━━━ PROVIDED TEXT
Thursday 3 April 2008

Approaching Women... Anywhere!

We've all found ourselves, at one point or another in our lives, wanting to approach a beautiful woman. Whether she just walks past us, or is seated at a table across from us in the same restaurant, the thought has crossed our minds. But when the time came to approach them, we simply sat back and rationalized that it was not the appropriate time to make a move.



Most men refuse to approach women because they have no idea how to go about it, especially on the street. Hey, if it's hard enough approaching women in clubs -- where the environment invites social communication -- then imagine how much harder it is when it comes to the outside world.

7 Common Mistakes Men Make

#1: You talk yourself out of approaching a woman because you think she is “out of your league.”

This is probably the biggest trick the male brain plays on us guys. Because when you think like this what you’re actually doing is PRE-REJECTING YOURSELF. You are fouling out before you even step up to the plate. And it’s amazing how often guys who ARE willing to approach women actually get phone numbers and dates from women they never thought would be interested in them.

#2: You believe that if you approach a woman you'll make her feel uncomfortable, and she'll think you're a jerk or a pervert.

As soon as you learn how to approach with class, no woman will think you’re a jerk or a slimeball for approaching her. When you do it right, many women will actually respond, “You just made my day.”

#3: You expect women to be rude if they’re not interested in you.

#4: You assume you need to have a long conversation to get a woman's phone number.

By the end of the FIRST MINUTE women have already made up their mind. Either they’re available and curious enough about you to give you their number, or they’re not. You don’t need to have a 10-minute conversation that’s totally amazing, mind-blowing, and earth-shattering to try to “convince” a woman to give you her number. All you need to do is learn a sincere and direct approach that lets her know you’re normal and interested in her. And best of all, this can be done in usually under just two minutes.
━━━━━━
Pick up the post on approaching women at the point where it ends and keep writing it.
━━━ RAW DATA
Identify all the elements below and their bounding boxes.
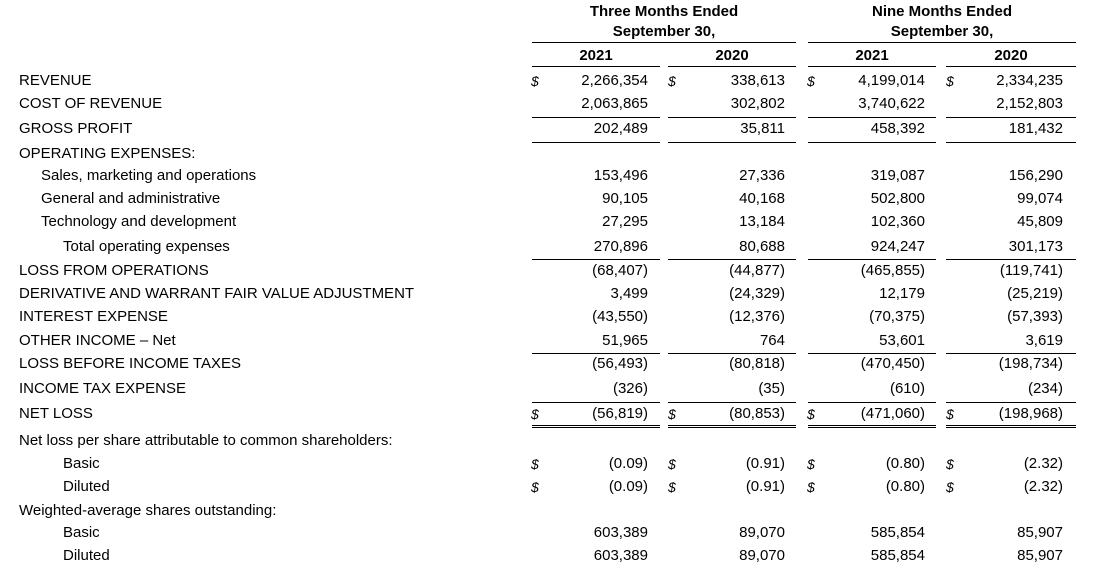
━━━━━━
ANSWER FOR THE TASK –
#5: You shower a woman with compliments, thinking that's the best way to get her to give you her number.

So, let’s clear up the confusion right now:
If you SHOWER a woman you just met with compliments, she'll think you’re needy. This kills any hopes of her feeling attraction toward you (unless she’s very insecure herself). But if you give her JUST ONE compliment, you will communicate in a non-needy way that you are a man noticing her as a woman. Women will usually interpret this as a sign of confidence. Especially since most guys don't yet have the courage to do this. Giving JUST ONE compliment also prevents women from misinterpreting your conversation as just a “friendly” one. They’ll see you as a sexually aware man, not as just another sexually neutral wuss-friend.

#6: You have conversations with attractive women that don’t end with you asking for a number.

When you're talking to a woman you’re attracted to, a very strange thing happens. For most guys, there’s pressure to not cross what I call The Friendship Line.

The Friendship Line is an invisible yet powerful force that tries to seduce guys into becoming friends with women, rather than becoming more than just friends. You cross The Friendship Line by commenting on a woman's attractiveness, turning the conversation sexual, or suggesting a date. Yet most guys hesitate to do any of these three things. They hesitate to cross The Line because doing so risks rejection.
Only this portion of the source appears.